— START OF Input data —
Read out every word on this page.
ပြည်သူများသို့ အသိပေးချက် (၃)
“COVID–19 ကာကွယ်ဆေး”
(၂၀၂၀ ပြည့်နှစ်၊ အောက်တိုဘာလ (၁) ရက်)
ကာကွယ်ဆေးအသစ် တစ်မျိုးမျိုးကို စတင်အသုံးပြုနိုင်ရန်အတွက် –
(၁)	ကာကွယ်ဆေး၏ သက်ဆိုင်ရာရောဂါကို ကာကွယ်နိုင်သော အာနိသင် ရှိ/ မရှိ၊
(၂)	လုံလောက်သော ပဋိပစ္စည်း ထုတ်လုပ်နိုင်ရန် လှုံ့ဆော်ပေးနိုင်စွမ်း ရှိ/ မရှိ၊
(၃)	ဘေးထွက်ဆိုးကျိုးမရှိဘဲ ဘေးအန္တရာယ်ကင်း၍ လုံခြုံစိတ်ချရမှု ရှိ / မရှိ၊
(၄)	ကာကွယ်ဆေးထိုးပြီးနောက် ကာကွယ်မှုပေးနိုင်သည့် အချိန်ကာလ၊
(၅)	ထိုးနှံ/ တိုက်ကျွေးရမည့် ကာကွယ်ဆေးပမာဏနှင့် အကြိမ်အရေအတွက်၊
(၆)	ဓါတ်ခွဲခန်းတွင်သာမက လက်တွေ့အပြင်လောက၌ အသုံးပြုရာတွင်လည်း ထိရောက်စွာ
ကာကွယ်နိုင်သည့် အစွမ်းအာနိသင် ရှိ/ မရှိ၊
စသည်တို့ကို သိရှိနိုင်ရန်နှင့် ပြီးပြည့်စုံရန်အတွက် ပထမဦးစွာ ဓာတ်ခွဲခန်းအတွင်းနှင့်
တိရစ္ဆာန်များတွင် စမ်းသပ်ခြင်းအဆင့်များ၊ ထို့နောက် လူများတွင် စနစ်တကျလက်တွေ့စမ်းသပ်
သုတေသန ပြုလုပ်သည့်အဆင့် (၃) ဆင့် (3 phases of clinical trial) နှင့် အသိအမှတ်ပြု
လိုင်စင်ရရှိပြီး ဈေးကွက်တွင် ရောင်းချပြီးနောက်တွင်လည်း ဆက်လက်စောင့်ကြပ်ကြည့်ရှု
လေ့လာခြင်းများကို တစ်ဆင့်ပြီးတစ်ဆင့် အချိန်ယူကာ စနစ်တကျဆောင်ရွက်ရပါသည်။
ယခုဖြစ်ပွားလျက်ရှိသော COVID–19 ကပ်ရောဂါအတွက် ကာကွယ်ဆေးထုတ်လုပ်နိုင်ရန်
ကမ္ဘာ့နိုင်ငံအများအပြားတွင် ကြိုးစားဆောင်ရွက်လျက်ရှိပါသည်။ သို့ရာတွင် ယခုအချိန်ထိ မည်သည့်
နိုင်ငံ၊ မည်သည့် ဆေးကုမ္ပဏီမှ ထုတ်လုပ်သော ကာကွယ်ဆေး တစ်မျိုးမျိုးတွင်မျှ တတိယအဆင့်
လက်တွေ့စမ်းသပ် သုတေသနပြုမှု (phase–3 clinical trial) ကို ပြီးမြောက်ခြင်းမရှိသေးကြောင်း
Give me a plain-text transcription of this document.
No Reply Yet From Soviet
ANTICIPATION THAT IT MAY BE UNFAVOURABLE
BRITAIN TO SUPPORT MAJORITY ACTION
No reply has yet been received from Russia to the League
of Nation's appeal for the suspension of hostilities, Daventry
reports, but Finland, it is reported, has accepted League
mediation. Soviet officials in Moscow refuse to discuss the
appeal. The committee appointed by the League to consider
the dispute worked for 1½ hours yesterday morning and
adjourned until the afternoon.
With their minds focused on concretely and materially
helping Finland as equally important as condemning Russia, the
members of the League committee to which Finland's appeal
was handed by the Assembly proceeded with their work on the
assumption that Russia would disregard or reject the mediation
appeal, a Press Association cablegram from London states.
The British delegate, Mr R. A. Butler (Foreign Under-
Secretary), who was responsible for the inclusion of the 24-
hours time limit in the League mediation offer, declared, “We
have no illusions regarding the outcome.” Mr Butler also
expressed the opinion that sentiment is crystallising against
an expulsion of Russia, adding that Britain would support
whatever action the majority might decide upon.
— END OF Input data —
Directions
Copy down the material exactly as written.

Result of this exercise
Read out every word on this page.
ပြည်သူများသို့ အသိပေးချက် (၃)
“COVID–19 ကာကွယ်ဆေး”
(၂၀၂၀ ပြည့်နှစ်၊ အောက်တိုဘာလ (၁) ရက်)
ကာကွယ်ဆေးအသစ် တစ်မျိုးမျိုးကို စတင်အသုံးပြုနိုင်ရန်အတွက် –
(၁)	ကာကွယ်ဆေး၏ သက်ဆိုင်ရာရောဂါကို ကာကွယ်နိုင်သော အာနိသင် ရှိ/ မရှိ၊
(၂)	လုံလောက်သော ပဋိပစ္စည်း ထုတ်လုပ်နိုင်ရန် လှုံ့ဆော်ပေးနိုင်စွမ်း ရှိ/ မရှိ၊
(၃)	ဘေးထွက်ဆိုးကျိုးမရှိဘဲ ဘေးအန္တရာယ်ကင်း၍ လုံခြုံစိတ်ချရမှု ရှိ / မရှိ၊
(၄)	ကာကွယ်ဆေးထိုးပြီးနောက် ကာကွယ်မှုပေးနိုင်သည့် အချိန်ကာလ၊
(၅)	ထိုးနှံ/ တိုက်ကျွေးရမည့် ကာကွယ်ဆေးပမာဏနှင့် အကြိမ်အရေအတွက်၊
(၆)	ဓါတ်ခွဲခန်းတွင်သာမက လက်တွေ့အပြင်လောက၌ အသုံးပြုရာတွင်လည်း ထိရောက်စွာ
ကာကွယ်နိုင်သည့် အစွမ်းအာနိသင် ရှိ/ မရှိ၊
စသည်တို့ကို သိရှိနိုင်ရန်နှင့် ပြီးပြည့်စုံရန်အတွက် ပထမဦးစွာ ဓာတ်ခွဲခန်းအတွင်းနှင့်
တိရစ္ဆာန်များတွင် စမ်းသပ်ခြင်းအဆင့်များ၊ ထို့နောက် လူများတွင် စနစ်တကျလက်တွေ့စမ်းသပ်
သုတေသန ပြုလုပ်သည့်အဆင့် (၃) ဆင့် (3 phases of clinical trial) နှင့် အသိအမှတ်ပြု
လိုင်စင်ရရှိပြီး ဈေးကွက်တွင် ရောင်းချပြီးနောက်တွင်လည်း ဆက်လက်စောင့်ကြပ်ကြည့်ရှု
လေ့လာခြင်းများကို တစ်ဆင့်ပြီးတစ်ဆင့် အချိန်ယူကာ စနစ်တကျဆောင်ရွက်ရပါသည်။
ယခုဖြစ်ပွားလျက်ရှိသော COVID–19 ကပ်ရောဂါအတွက် ကာကွယ်ဆေးထုတ်လုပ်နိုင်ရန်
ကမ္ဘာ့နိုင်ငံအများအပြားတွင် ကြိုးစားဆောင်ရွက်လျက်ရှိပါသည်။ သို့ရာတွင် ယခုအချိန်ထိ မည်သည့်
နိုင်ငံ၊ မည်သည့် ဆေးကုမ္ပဏီမှ ထုတ်လုပ်သော ကာကွယ်ဆေး တစ်မျိုးမျိုးတွင်မျှ တတိယအဆင့်
လက်တွေ့စမ်းသပ် သုတေသနပြုမှု (phase–3 clinical trial) ကို ပြီးမြောက်ခြင်းမရှိသေးကြောင်း
Give me a plain-text transcription of this document.
No Reply Yet From Soviet
ANTICIPATION THAT IT MAY BE UNFAVOURABLE
BRITAIN TO SUPPORT MAJORITY ACTION
No reply has yet been received from Russia to the League
of Nation's appeal for the suspension of hostilities, Daventry
reports, but Finland, it is reported, has accepted League
mediation. Soviet officials in Moscow refuse to discuss the
appeal. The committee appointed by the League to consider
the dispute worked for 1½ hours yesterday morning and
adjourned until the afternoon.
With their minds focused on concretely and materially
helping Finland as equally important as condemning Russia, the
members of the League committee to which Finland's appeal
was handed by the Assembly proceeded with their work on the
assumption that Russia would disregard or reject the mediation
appeal, a Press Association cablegram from London states.
The British delegate, Mr R. A. Butler (Foreign Under-
Secretary), who was responsible for the inclusion of the 24-
hours time limit in the League mediation offer, declared, “We
have no illusions regarding the outcome.” Mr Butler also
expressed the opinion that sentiment is crystallising against
an expulsion of Russia, adding that Britain would support
whatever action the majority might decide upon.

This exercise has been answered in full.